* WHAT THE TASK REQUIRES *
Please list all lines of the material below in which the string "Verzeichnis" occurs.
'''
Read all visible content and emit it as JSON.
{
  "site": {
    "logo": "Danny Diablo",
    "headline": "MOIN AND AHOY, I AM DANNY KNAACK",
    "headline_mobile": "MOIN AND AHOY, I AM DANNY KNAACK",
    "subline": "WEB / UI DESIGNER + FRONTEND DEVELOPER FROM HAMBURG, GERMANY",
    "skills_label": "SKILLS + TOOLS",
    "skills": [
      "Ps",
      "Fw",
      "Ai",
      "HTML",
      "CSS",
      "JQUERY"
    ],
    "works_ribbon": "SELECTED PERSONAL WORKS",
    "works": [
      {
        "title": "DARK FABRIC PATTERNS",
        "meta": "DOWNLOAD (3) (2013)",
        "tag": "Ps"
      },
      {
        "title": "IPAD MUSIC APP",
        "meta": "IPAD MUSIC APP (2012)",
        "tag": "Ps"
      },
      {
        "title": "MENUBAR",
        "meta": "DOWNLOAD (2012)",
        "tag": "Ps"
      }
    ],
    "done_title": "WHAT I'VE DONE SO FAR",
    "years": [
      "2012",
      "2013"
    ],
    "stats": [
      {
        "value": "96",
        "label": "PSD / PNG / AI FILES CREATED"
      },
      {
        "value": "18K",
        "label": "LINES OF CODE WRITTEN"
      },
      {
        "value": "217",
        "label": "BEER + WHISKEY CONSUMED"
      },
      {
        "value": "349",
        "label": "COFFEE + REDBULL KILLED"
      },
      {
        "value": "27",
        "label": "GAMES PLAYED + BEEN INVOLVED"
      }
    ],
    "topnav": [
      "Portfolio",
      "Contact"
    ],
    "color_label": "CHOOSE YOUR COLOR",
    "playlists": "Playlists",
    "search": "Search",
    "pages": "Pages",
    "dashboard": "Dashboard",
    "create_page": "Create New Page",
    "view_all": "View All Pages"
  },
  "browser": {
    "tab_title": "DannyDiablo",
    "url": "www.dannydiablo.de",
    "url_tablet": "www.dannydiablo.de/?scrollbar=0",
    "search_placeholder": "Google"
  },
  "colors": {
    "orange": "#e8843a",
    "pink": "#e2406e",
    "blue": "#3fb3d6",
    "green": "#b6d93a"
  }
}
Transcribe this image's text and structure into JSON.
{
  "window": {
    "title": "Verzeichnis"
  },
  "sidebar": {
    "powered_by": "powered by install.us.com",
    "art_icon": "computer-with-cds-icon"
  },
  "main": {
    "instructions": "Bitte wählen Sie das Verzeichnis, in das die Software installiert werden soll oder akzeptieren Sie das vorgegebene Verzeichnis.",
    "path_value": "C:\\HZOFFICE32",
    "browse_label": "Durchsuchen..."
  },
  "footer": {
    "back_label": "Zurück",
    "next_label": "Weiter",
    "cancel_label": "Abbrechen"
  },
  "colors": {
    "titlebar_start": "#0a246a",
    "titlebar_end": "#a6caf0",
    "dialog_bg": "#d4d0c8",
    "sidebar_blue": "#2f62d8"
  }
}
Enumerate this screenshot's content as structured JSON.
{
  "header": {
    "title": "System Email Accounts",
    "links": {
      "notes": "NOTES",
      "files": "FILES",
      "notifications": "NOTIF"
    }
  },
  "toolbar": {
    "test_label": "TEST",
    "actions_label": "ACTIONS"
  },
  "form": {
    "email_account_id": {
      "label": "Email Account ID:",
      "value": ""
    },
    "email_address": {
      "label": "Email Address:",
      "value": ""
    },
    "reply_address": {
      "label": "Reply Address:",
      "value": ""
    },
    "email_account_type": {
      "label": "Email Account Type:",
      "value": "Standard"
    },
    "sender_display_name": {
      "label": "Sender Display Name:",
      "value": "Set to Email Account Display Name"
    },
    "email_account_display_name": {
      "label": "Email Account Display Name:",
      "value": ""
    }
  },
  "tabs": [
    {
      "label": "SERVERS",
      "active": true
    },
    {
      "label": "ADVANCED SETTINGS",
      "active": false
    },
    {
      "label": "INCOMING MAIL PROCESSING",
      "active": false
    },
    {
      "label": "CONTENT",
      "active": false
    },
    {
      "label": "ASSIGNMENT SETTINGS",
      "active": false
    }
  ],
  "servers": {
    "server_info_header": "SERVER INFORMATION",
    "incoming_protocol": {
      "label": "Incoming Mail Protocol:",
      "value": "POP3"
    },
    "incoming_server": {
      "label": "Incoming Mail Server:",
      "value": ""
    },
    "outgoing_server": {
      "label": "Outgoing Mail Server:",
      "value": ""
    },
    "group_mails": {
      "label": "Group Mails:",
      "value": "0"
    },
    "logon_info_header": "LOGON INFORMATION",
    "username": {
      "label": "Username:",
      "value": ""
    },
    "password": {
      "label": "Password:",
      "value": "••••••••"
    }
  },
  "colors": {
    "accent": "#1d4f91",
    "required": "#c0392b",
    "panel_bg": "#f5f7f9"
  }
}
'''
* COMPLETE ANSWER *
    "title": "Verzeichnis"
    "instructions": "Bitte wählen Sie das Verzeichnis, in das die Software installiert werden soll oder akzeptieren Sie das vorgegebene Verzeichnis.",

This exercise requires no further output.